▸ **Problem requirements**
Records follow. Copy every line with "abort".

Dataset items:
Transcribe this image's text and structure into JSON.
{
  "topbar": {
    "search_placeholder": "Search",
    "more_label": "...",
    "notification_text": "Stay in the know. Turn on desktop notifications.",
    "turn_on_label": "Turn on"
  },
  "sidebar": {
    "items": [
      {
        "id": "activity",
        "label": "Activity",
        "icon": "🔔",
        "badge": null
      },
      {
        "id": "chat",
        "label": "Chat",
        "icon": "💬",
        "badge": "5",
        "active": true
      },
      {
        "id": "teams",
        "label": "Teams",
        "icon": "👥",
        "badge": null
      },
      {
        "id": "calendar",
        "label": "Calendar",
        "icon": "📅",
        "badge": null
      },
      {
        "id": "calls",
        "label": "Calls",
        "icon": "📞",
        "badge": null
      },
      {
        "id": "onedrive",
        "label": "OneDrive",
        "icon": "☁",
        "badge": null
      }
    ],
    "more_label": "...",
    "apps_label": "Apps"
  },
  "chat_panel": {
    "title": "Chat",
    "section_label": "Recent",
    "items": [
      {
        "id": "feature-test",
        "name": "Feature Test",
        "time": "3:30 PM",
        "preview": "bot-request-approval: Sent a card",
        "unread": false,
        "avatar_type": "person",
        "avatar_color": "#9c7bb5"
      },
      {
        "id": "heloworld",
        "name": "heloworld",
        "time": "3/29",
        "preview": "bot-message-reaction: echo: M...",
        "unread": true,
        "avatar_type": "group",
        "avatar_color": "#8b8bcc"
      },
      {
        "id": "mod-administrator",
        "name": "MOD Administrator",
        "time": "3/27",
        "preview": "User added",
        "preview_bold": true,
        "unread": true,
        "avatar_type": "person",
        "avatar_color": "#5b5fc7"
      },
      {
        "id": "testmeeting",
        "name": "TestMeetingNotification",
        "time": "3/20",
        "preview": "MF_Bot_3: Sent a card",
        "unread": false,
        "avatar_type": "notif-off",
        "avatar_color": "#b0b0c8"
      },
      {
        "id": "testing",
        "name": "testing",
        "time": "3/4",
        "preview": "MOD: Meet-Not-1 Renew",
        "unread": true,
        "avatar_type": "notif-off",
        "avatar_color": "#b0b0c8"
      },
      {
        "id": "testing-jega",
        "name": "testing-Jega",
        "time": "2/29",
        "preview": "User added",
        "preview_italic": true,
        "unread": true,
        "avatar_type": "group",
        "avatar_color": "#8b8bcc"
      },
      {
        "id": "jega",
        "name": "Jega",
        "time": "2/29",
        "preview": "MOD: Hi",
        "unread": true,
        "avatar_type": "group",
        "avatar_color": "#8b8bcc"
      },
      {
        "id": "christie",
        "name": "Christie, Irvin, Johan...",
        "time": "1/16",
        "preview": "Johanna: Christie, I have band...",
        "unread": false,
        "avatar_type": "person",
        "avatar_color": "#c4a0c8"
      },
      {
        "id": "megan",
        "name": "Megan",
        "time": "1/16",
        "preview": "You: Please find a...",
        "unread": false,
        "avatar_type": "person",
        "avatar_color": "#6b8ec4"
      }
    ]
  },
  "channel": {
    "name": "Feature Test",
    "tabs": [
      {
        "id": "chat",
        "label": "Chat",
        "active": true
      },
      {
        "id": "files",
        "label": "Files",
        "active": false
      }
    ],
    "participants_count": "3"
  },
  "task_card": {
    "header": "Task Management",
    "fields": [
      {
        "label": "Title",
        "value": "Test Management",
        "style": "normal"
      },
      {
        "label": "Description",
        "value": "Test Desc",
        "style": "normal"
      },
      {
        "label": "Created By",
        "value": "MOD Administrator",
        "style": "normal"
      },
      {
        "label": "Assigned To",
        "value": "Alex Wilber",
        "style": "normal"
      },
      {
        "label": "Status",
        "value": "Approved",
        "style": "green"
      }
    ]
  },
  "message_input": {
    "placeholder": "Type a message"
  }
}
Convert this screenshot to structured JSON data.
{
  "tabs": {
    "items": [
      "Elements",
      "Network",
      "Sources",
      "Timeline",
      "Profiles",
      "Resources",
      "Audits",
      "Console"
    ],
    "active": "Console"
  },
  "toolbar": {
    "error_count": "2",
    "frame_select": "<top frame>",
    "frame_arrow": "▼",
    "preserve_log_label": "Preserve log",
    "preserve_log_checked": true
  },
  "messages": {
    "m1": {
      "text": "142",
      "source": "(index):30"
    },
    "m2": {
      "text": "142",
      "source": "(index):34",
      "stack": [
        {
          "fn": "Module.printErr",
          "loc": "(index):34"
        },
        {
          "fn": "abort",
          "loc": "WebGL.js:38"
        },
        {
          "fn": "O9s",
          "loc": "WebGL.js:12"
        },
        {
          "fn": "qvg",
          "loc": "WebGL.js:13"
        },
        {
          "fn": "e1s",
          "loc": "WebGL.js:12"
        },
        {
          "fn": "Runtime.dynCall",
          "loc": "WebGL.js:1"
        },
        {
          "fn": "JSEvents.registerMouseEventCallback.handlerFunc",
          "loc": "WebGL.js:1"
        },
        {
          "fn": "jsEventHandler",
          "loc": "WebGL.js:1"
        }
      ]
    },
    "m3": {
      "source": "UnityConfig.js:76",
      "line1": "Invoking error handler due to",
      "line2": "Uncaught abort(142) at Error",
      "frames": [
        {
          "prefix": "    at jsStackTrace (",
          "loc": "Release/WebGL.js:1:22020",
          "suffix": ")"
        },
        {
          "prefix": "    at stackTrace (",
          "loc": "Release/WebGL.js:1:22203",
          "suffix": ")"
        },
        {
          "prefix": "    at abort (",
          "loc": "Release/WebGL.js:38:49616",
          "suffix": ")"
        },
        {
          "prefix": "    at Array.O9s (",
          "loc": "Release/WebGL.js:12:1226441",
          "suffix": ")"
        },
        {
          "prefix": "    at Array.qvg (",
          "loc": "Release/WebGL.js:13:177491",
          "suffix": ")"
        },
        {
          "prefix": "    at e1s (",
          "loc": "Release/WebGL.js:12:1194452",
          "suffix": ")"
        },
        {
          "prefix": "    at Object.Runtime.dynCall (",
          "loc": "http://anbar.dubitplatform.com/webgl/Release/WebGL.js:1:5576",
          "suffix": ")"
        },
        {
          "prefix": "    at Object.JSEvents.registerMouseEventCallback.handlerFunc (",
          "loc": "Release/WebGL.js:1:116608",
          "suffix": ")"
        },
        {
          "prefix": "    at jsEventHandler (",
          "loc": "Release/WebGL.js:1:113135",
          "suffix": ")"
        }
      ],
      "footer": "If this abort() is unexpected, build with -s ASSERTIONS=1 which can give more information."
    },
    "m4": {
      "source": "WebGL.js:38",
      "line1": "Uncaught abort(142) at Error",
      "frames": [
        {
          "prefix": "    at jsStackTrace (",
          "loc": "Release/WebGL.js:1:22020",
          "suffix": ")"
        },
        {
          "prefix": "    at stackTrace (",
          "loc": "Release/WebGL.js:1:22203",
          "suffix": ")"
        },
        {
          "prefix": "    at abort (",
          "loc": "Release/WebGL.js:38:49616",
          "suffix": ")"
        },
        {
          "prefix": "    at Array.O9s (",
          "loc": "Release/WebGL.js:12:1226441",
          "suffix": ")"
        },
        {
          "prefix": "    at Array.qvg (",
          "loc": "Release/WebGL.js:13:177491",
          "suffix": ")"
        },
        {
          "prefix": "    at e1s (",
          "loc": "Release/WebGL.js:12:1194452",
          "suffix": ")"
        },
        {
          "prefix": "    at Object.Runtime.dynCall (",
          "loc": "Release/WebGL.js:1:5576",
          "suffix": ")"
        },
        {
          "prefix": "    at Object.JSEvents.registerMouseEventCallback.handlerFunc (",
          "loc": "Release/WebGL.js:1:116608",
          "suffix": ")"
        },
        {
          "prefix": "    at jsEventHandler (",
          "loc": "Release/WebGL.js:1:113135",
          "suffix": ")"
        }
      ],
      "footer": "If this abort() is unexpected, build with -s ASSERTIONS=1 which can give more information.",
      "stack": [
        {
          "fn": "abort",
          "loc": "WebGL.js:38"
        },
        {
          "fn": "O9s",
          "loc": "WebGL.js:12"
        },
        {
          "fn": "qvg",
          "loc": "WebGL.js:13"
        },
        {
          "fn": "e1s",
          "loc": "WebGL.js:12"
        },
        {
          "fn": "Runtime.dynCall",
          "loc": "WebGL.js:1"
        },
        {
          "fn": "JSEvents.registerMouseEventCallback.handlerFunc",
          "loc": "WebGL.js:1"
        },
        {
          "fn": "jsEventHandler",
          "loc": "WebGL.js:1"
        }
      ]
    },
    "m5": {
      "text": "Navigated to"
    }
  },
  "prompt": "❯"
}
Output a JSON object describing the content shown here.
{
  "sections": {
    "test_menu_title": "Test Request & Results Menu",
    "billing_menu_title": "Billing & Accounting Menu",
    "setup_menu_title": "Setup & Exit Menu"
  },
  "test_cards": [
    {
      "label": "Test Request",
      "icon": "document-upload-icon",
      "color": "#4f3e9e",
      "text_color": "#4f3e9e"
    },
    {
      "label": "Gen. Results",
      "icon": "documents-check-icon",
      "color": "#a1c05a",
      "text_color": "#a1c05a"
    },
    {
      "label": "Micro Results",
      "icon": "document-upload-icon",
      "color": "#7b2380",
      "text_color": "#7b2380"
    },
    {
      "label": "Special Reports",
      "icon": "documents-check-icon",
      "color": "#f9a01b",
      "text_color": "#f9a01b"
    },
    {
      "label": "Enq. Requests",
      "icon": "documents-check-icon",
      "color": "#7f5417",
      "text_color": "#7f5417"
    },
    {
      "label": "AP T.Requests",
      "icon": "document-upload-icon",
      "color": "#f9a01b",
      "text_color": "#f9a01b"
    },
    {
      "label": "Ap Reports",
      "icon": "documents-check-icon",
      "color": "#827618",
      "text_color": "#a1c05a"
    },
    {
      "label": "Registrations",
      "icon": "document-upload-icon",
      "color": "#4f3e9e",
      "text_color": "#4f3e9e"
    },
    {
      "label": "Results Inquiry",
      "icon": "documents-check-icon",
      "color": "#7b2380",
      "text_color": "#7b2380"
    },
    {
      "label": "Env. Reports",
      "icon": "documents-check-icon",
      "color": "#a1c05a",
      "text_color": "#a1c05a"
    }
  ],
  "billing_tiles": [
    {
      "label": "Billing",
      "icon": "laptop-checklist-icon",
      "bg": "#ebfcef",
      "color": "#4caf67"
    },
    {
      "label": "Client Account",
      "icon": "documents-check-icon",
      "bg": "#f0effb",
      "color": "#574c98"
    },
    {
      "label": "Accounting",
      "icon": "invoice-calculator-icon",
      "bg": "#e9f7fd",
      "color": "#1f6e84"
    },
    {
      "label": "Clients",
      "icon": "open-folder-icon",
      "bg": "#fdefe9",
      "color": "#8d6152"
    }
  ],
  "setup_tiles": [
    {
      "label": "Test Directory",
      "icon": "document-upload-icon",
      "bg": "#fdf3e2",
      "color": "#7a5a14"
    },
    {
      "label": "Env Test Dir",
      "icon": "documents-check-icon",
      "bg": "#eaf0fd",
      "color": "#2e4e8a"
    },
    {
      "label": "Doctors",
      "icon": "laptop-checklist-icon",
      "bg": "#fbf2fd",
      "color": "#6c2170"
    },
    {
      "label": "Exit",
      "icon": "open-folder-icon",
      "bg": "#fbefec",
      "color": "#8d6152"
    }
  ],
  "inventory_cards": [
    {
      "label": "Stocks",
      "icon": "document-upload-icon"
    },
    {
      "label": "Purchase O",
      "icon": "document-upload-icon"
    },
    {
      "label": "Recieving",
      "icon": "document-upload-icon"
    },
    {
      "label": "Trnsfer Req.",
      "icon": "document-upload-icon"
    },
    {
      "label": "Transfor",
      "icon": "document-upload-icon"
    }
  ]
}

▸ **Written response**
          "fn": "abort",
      "line2": "Uncaught abort(142) at Error",
          "prefix": "    at abort (",
      "footer": "If this abort() is unexpected, build with -s ASSERTIONS=1 which can give more information."
      "line1": "Uncaught abort(142) at Error",
          "prefix": "    at abort (",
      "footer": "If this abort() is unexpected, build with -s ASSERTIONS=1 which can give more information.",
          "fn": "abort",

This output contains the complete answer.